_Records shown_.
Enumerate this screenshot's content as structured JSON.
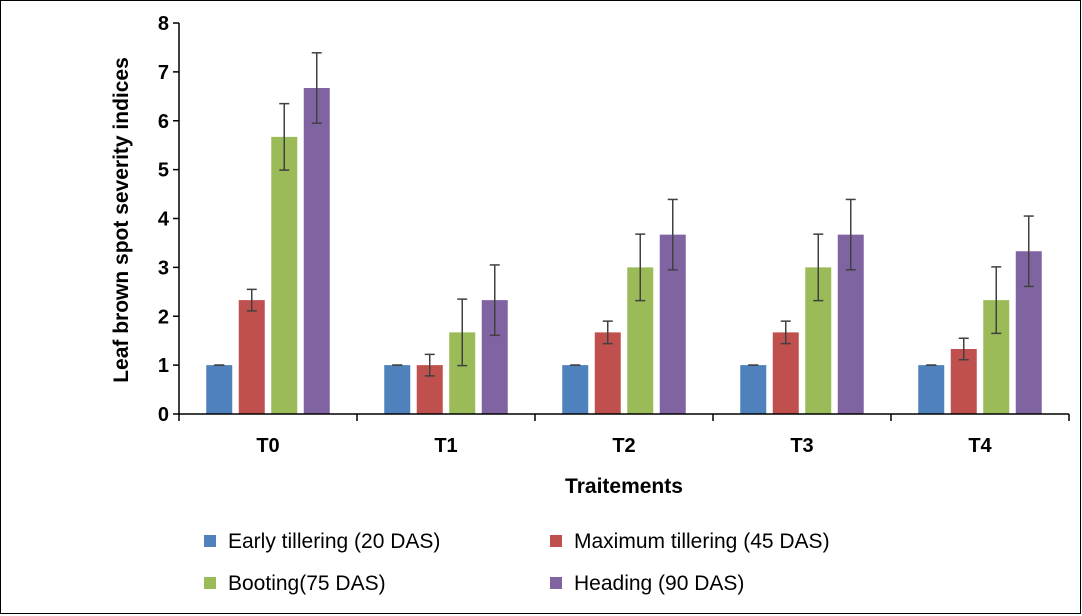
{
  "chart_data": {
    "type": "bar",
    "title": "",
    "xlabel": "Traitements",
    "ylabel": "Leaf brown spot severity indices",
    "ylim": [
      0,
      8
    ],
    "yticks": [
      0,
      1,
      2,
      3,
      4,
      5,
      6,
      7,
      8
    ],
    "categories": [
      "T0",
      "T1",
      "T2",
      "T3",
      "T4"
    ],
    "series": [
      {
        "name": "Early tillering (20 DAS)",
        "color": "#4f81bd",
        "values": [
          1,
          1,
          1,
          1,
          1
        ],
        "errors": [
          0,
          0,
          0,
          0,
          0
        ]
      },
      {
        "name": "Maximum tillering (45 DAS)",
        "color": "#c0504d",
        "values": [
          2.33,
          1,
          1.67,
          1.67,
          1.33
        ],
        "errors": [
          0.22,
          0.22,
          0.23,
          0.23,
          0.22
        ]
      },
      {
        "name": "Booting(75 DAS)",
        "color": "#9bbb59",
        "values": [
          5.67,
          1.67,
          3,
          3,
          2.33
        ],
        "errors": [
          0.68,
          0.68,
          0.68,
          0.68,
          0.68
        ]
      },
      {
        "name": "Heading (90 DAS)",
        "color": "#8064a2",
        "values": [
          6.67,
          2.33,
          3.67,
          3.67,
          3.33
        ],
        "errors": [
          0.72,
          0.72,
          0.72,
          0.72,
          0.72
        ]
      }
    ],
    "grid": false,
    "legend_position": "bottom"
  }
}
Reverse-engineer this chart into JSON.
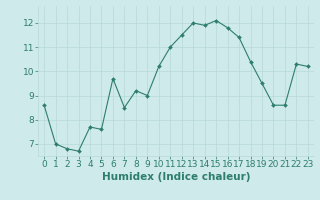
{
  "x": [
    0,
    1,
    2,
    3,
    4,
    5,
    6,
    7,
    8,
    9,
    10,
    11,
    12,
    13,
    14,
    15,
    16,
    17,
    18,
    19,
    20,
    21,
    22,
    23
  ],
  "y": [
    8.6,
    7.0,
    6.8,
    6.7,
    7.7,
    7.6,
    9.7,
    8.5,
    9.2,
    9.0,
    10.2,
    11.0,
    11.5,
    12.0,
    11.9,
    12.1,
    11.8,
    11.4,
    10.4,
    9.5,
    8.6,
    8.6,
    10.3,
    10.2
  ],
  "line_color": "#2e7d6e",
  "marker": "D",
  "marker_size": 2.0,
  "bg_color": "#ceeaea",
  "grid_color": "#b8d8d8",
  "xlabel": "Humidex (Indice chaleur)",
  "ylim": [
    6.5,
    12.7
  ],
  "xlim": [
    -0.5,
    23.5
  ],
  "yticks": [
    7,
    8,
    9,
    10,
    11,
    12
  ],
  "xticks": [
    0,
    1,
    2,
    3,
    4,
    5,
    6,
    7,
    8,
    9,
    10,
    11,
    12,
    13,
    14,
    15,
    16,
    17,
    18,
    19,
    20,
    21,
    22,
    23
  ],
  "tick_color": "#2e7d6e",
  "label_color": "#2e7d6e",
  "font_size_xlabel": 7.5,
  "font_size_ticks": 6.5,
  "linewidth": 0.8
}
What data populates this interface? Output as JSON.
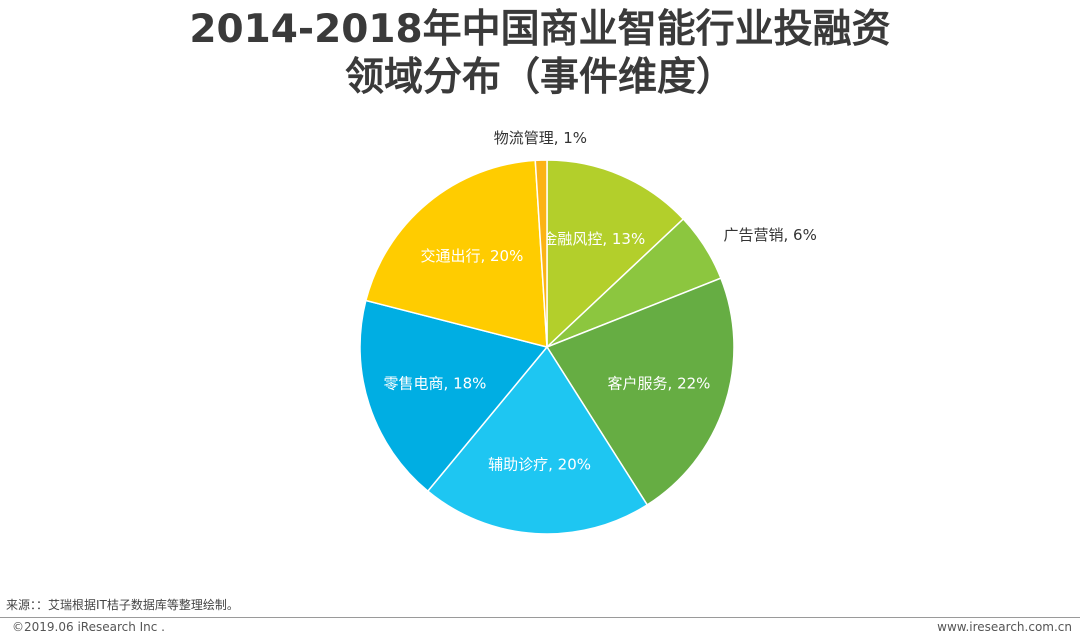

_Given request_.
Return the material word for word. Pictures are not part of the copy.

_Result of the task_.
Enumerate this screenshot's content as structured JSON.
{
  "chart_data": {
    "type": "bar",
    "title": "",
    "xlabel": "Traitements",
    "ylabel": "Leaf brown spot severity indices",
    "ylim": [
      0,
      8
    ],
    "yticks": [
      0,
      1,
      2,
      3,
      4,
      5,
      6,
      7,
      8
    ],
    "categories": [
      "T0",
      "T1",
      "T2",
      "T3",
      "T4"
    ],
    "series": [
      {
        "name": "Early tillering (20 DAS)",
        "color": "#4f81bd",
        "values": [
          1,
          1,
          1,
          1,
          1
        ],
        "errors": [
          0,
          0,
          0,
          0,
          0
        ]
      },
      {
        "name": "Maximum tillering (45 DAS)",
        "color": "#c0504d",
        "values": [
          2.33,
          1,
          1.67,
          1.67,
          1.33
        ],
        "errors": [
          0.22,
          0.22,
          0.23,
          0.23,
          0.22
        ]
      },
      {
        "name": "Booting(75 DAS)",
        "color": "#9bbb59",
        "values": [
          5.67,
          1.67,
          3,
          3,
          2.33
        ],
        "errors": [
          0.68,
          0.68,
          0.68,
          0.68,
          0.68
        ]
      },
      {
        "name": "Heading (90 DAS)",
        "color": "#8064a2",
        "values": [
          6.67,
          2.33,
          3.67,
          3.67,
          3.33
        ],
        "errors": [
          0.72,
          0.72,
          0.72,
          0.72,
          0.72
        ]
      }
    ],
    "grid": false,
    "legend_position": "bottom"
  }
}
Reverse-engineer this chart into JSON.
{
  "x": [
    0,
    1,
    2,
    3,
    4,
    5,
    6,
    7,
    8,
    9,
    10,
    11,
    12,
    13,
    14,
    15,
    16,
    17,
    18,
    19,
    20,
    21,
    22,
    23
  ],
  "y": [
    8.6,
    7.0,
    6.8,
    6.7,
    7.7,
    7.6,
    9.7,
    8.5,
    9.2,
    9.0,
    10.2,
    11.0,
    11.5,
    12.0,
    11.9,
    12.1,
    11.8,
    11.4,
    10.4,
    9.5,
    8.6,
    8.6,
    10.3,
    10.2
  ],
  "line_color": "#2e7d6e",
  "marker": "D",
  "marker_size": 2.0,
  "bg_color": "#ceeaea",
  "grid_color": "#b8d8d8",
  "xlabel": "Humidex (Indice chaleur)",
  "ylim": [
    6.5,
    12.7
  ],
  "xlim": [
    -0.5,
    23.5
  ],
  "yticks": [
    7,
    8,
    9,
    10,
    11,
    12
  ],
  "xticks": [
    0,
    1,
    2,
    3,
    4,
    5,
    6,
    7,
    8,
    9,
    10,
    11,
    12,
    13,
    14,
    15,
    16,
    17,
    18,
    19,
    20,
    21,
    22,
    23
  ],
  "tick_color": "#2e7d6e",
  "label_color": "#2e7d6e",
  "font_size_xlabel": 7.5,
  "font_size_ticks": 6.5,
  "linewidth": 0.8
}
What data populates this interface? Output as JSON.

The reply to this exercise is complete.